What you should do
Print the entries in full, word for word, but not the pictures.

Items
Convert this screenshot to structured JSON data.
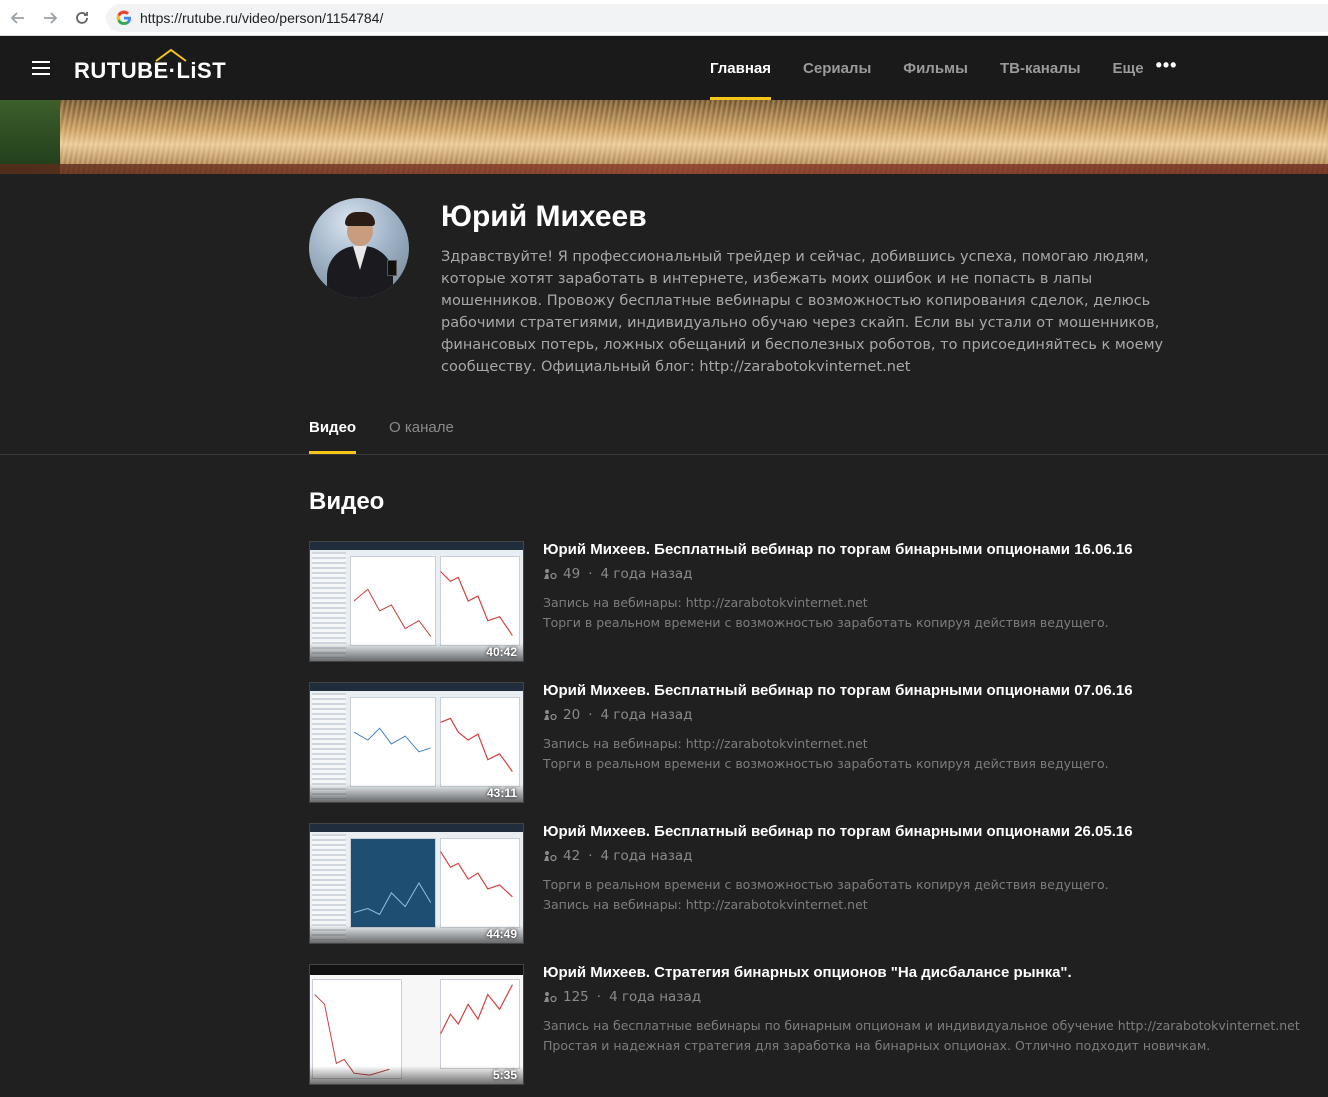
{
  "browser": {
    "url": "https://rutube.ru/video/person/1154784/"
  },
  "header": {
    "logo_text": "RUTUBE·LiST",
    "nav": [
      {
        "label": "Главная"
      },
      {
        "label": "Сериалы"
      },
      {
        "label": "Фильмы"
      },
      {
        "label": "ТВ-каналы"
      },
      {
        "label": "Еще"
      }
    ],
    "accent_color": "#f5c518"
  },
  "profile": {
    "name": "Юрий Михеев",
    "description": "Здравствуйте! Я профессиональный трейдер и сейчас, добившись успеха, помогаю людям, которые хотят заработать в интернете, избежать моих ошибок и не попасть в лапы мошенников. Провожу бесплатные вебинары с возможностью копирования сделок, делюсь рабочими стратегиями, индивидуально обучаю через скайп. Если вы устали от мошенников, финансовых потерь, ложных обещаний и бесполезных роботов, то присоединяйтесь к моему сообществу. Официальный блог: http://zarabotokvinternet.net"
  },
  "tabs": [
    {
      "label": "Видео"
    },
    {
      "label": "О канале"
    }
  ],
  "section_title": "Видео",
  "videos": [
    {
      "title": "Юрий Михеев. Бесплатный вебинар по торгам бинарными опционами 16.06.16",
      "views": "49",
      "age": "4 года назад",
      "desc1": "Запись на вебинары: http://zarabotokvinternet.net",
      "desc2": "Торги в реальном времени с возможностью заработать копируя действия ведущего.",
      "duration": "40:42"
    },
    {
      "title": "Юрий Михеев. Бесплатный вебинар по торгам бинарными опционами 07.06.16",
      "views": "20",
      "age": "4 года назад",
      "desc1": "Запись на вебинары: http://zarabotokvinternet.net",
      "desc2": "Торги в реальном времени с возможностью заработать копируя действия ведущего.",
      "duration": "43:11"
    },
    {
      "title": "Юрий Михеев. Бесплатный вебинар по торгам бинарными опционами 26.05.16",
      "views": "42",
      "age": "4 года назад",
      "desc1": "Торги в реальном времени с возможностью заработать копируя действия ведущего.",
      "desc2": "Запись на вебинары: http://zarabotokvinternet.net",
      "duration": "44:49"
    },
    {
      "title": "Юрий Михеев. Стратегия бинарных опционов \"На дисбалансе рынка\".",
      "views": "125",
      "age": "4 года назад",
      "desc1": "Запись на бесплатные вебинары по бинарным опционам и индивидуальное обучение http://zarabotokvinternet.net",
      "desc2": "Простая и надежная стратегия для заработка на бинарных опционах. Отлично подходит новичкам.",
      "duration": "5:35"
    }
  ]
}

Written solution
Convert this screenshot to structured JSON data.
{
  "browser": {
    "url": "https://rutube.ru/video/person/1154784/"
  },
  "header": {
    "logo_text": "RUTUBE·LiST",
    "nav": [
      {
        "label": "Главная"
      },
      {
        "label": "Сериалы"
      },
      {
        "label": "Фильмы"
      },
      {
        "label": "ТВ-каналы"
      },
      {
        "label": "Еще"
      }
    ],
    "accent_color": "#f5c518"
  },
  "profile": {
    "name": "Юрий Михеев",
    "description": "Здравствуйте! Я профессиональный трейдер и сейчас, добившись успеха, помогаю людям, которые хотят заработать в интернете, избежать моих ошибок и не попасть в лапы мошенников. Провожу бесплатные вебинары с возможностью копирования сделок, делюсь рабочими стратегиями, индивидуально обучаю через скайп. Если вы устали от мошенников, финансовых потерь, ложных обещаний и бесполезных роботов, то присоединяйтесь к моему сообществу. Официальный блог: http://zarabotokvinternet.net"
  },
  "tabs": [
    {
      "label": "Видео"
    },
    {
      "label": "О канале"
    }
  ],
  "section_title": "Видео",
  "videos": [
    {
      "title": "Юрий Михеев. Бесплатный вебинар по торгам бинарными опционами 16.06.16",
      "views": "49",
      "age": "4 года назад",
      "desc1": "Запись на вебинары: http://zarabotokvinternet.net",
      "desc2": "Торги в реальном времени с возможностью заработать копируя действия ведущего.",
      "duration": "40:42"
    },
    {
      "title": "Юрий Михеев. Бесплатный вебинар по торгам бинарными опционами 07.06.16",
      "views": "20",
      "age": "4 года назад",
      "desc1": "Запись на вебинары: http://zarabotokvinternet.net",
      "desc2": "Торги в реальном времени с возможностью заработать копируя действия ведущего.",
      "duration": "43:11"
    },
    {
      "title": "Юрий Михеев. Бесплатный вебинар по торгам бинарными опционами 26.05.16",
      "views": "42",
      "age": "4 года назад",
      "desc1": "Торги в реальном времени с возможностью заработать копируя действия ведущего.",
      "desc2": "Запись на вебинары: http://zarabotokvinternet.net",
      "duration": "44:49"
    },
    {
      "title": "Юрий Михеев. Стратегия бинарных опционов \"На дисбалансе рынка\".",
      "views": "125",
      "age": "4 года назад",
      "desc1": "Запись на бесплатные вебинары по бинарным опционам и индивидуальное обучение http://zarabotokvinternet.net",
      "desc2": "Простая и надежная стратегия для заработка на бинарных опционах. Отлично подходит новичкам.",
      "duration": "5:35"
    }
  ]
}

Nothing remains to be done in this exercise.